* TASK MATERIAL:
········

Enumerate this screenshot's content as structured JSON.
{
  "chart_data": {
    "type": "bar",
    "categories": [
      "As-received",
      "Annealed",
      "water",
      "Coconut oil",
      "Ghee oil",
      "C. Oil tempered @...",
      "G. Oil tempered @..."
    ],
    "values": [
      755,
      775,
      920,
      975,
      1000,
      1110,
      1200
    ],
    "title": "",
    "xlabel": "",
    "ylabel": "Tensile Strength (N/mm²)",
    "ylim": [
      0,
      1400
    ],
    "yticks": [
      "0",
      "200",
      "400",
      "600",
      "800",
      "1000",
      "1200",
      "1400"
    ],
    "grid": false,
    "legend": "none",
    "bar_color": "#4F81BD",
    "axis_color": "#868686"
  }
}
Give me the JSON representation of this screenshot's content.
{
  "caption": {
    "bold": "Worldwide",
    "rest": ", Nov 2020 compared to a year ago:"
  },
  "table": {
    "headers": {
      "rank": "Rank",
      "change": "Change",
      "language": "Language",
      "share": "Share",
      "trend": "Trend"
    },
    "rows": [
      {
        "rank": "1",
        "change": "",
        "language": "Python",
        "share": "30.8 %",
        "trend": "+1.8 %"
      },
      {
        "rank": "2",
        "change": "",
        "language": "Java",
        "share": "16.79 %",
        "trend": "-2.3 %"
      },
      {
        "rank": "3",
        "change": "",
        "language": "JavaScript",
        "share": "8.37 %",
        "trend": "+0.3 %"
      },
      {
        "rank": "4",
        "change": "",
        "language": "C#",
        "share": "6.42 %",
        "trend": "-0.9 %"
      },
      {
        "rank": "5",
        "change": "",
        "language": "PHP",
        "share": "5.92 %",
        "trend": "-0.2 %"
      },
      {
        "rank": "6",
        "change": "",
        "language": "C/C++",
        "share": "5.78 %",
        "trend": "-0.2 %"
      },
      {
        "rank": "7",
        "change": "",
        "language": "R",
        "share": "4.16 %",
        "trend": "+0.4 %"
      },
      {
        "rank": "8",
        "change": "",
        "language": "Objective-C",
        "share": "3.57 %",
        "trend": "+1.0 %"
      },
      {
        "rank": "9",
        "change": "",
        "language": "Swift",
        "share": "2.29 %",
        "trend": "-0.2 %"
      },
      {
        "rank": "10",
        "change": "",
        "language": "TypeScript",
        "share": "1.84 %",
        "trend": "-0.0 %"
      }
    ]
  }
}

········

* TO BE DONE: List the lines that contain the word "share".

* EXERCISE SOLUTION:
      "share": "Share",
        "share": "30.8 %",
        "share": "16.79 %",
        "share": "8.37 %",
        "share": "6.42 %",
        "share": "5.92 %",
        "share": "5.78 %",
        "share": "4.16 %",
        "share": "3.57 %",
        "share": "2.29 %",
        "share": "1.84 %",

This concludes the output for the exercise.